Copy each line with the word "MAPDU" in it.

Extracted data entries

>>>

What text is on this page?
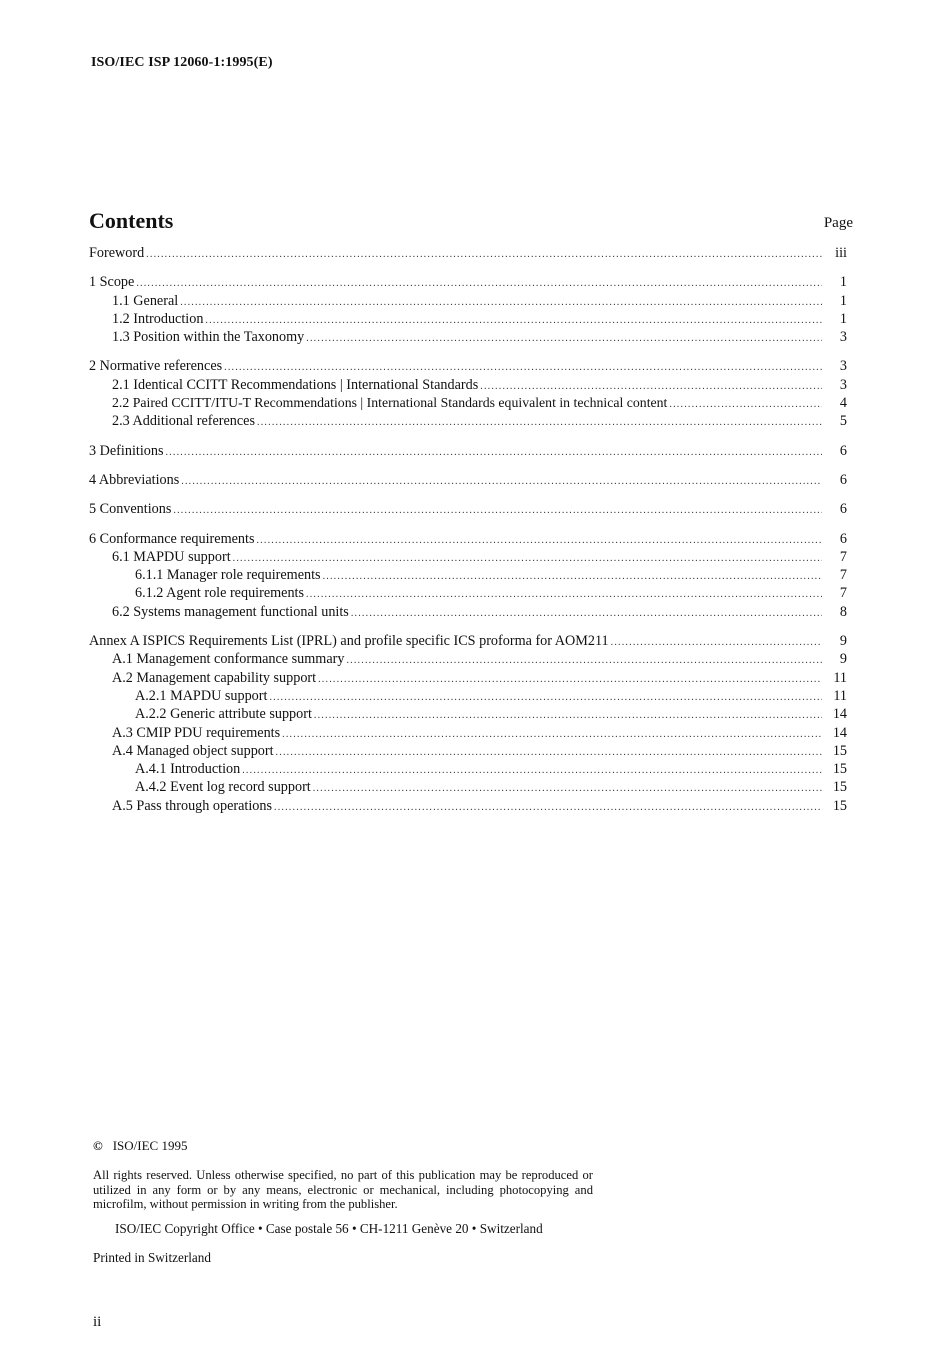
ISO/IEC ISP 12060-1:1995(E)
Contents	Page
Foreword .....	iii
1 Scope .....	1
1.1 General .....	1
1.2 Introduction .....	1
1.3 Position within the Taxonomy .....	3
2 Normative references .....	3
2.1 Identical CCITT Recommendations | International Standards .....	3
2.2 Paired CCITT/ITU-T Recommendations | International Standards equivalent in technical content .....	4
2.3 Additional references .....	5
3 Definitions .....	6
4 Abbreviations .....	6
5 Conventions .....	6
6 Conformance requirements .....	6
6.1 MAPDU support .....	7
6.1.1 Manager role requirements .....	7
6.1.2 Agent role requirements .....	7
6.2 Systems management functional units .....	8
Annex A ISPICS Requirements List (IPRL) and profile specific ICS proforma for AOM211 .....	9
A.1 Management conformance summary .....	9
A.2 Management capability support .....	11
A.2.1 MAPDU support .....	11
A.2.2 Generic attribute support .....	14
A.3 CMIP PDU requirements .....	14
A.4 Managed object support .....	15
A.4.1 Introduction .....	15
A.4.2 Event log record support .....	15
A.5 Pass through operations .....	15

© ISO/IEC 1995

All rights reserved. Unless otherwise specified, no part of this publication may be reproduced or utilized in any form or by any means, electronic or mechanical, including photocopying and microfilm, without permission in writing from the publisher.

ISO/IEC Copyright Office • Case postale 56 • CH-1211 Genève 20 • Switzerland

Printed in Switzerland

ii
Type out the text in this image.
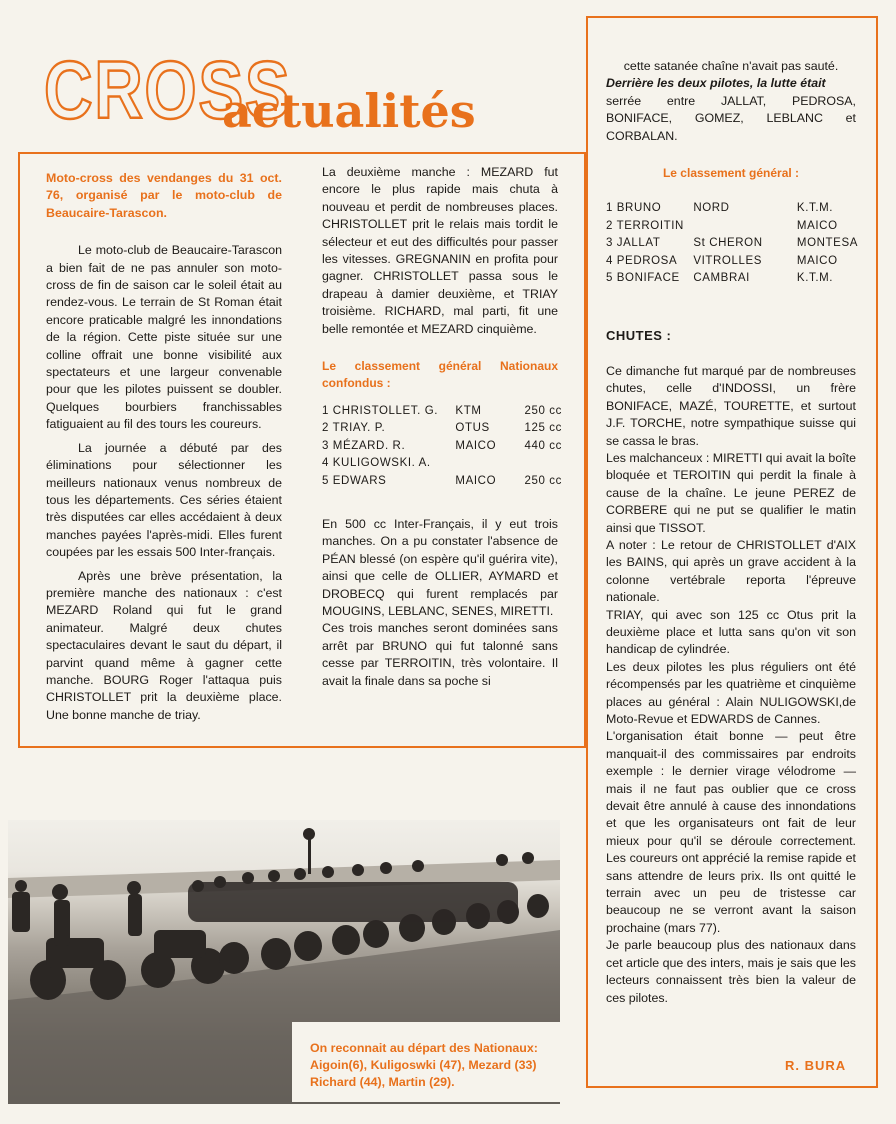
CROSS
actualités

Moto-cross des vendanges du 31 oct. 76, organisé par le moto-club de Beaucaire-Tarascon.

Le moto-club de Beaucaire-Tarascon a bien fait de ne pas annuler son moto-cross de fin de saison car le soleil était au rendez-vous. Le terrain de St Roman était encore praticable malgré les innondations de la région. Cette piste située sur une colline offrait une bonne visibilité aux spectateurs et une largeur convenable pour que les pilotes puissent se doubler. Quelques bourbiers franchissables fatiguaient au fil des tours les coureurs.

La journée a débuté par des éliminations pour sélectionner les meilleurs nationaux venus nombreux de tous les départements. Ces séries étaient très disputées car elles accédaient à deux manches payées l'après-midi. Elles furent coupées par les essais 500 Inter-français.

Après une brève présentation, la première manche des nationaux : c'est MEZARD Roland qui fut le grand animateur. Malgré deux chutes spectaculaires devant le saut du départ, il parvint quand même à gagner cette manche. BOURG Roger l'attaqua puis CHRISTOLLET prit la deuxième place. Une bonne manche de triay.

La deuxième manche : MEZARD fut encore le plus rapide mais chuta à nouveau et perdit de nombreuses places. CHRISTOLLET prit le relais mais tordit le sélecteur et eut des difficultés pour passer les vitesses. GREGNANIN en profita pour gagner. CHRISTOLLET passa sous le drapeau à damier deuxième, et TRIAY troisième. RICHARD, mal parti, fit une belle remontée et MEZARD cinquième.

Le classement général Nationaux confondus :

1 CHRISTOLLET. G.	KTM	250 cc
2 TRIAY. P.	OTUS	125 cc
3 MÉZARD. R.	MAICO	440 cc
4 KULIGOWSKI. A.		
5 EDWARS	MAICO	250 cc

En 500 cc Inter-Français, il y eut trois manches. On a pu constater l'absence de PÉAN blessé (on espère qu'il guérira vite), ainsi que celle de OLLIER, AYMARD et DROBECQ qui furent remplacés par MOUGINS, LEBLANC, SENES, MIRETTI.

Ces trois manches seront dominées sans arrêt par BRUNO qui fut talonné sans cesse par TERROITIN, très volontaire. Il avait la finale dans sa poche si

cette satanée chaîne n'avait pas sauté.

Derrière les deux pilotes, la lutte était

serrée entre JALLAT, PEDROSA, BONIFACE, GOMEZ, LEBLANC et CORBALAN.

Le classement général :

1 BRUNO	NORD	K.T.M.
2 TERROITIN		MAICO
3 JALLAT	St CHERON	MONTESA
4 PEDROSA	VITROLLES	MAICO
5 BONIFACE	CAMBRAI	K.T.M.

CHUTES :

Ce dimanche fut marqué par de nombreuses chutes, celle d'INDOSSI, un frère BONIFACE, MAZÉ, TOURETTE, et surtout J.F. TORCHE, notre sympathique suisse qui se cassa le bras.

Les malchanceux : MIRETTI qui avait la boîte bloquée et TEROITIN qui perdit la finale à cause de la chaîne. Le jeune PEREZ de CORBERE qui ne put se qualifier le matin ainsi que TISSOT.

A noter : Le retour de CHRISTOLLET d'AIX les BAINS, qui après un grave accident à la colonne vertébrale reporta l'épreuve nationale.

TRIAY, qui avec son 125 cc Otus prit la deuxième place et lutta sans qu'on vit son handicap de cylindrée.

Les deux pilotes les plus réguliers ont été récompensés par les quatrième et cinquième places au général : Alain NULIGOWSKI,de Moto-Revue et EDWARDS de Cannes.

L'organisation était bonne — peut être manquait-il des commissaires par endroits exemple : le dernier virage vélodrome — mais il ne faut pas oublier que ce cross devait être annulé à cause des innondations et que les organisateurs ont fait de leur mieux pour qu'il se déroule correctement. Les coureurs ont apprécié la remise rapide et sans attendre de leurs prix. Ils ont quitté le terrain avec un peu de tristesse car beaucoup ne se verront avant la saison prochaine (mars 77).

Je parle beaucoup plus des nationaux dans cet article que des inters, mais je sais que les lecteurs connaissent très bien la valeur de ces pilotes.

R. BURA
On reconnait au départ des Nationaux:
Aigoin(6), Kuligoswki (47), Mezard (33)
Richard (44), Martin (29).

<<<

SOLVED EXERCISE:
6.1 MAPDU support .....	7
A.2.1 MAPDU support .....	11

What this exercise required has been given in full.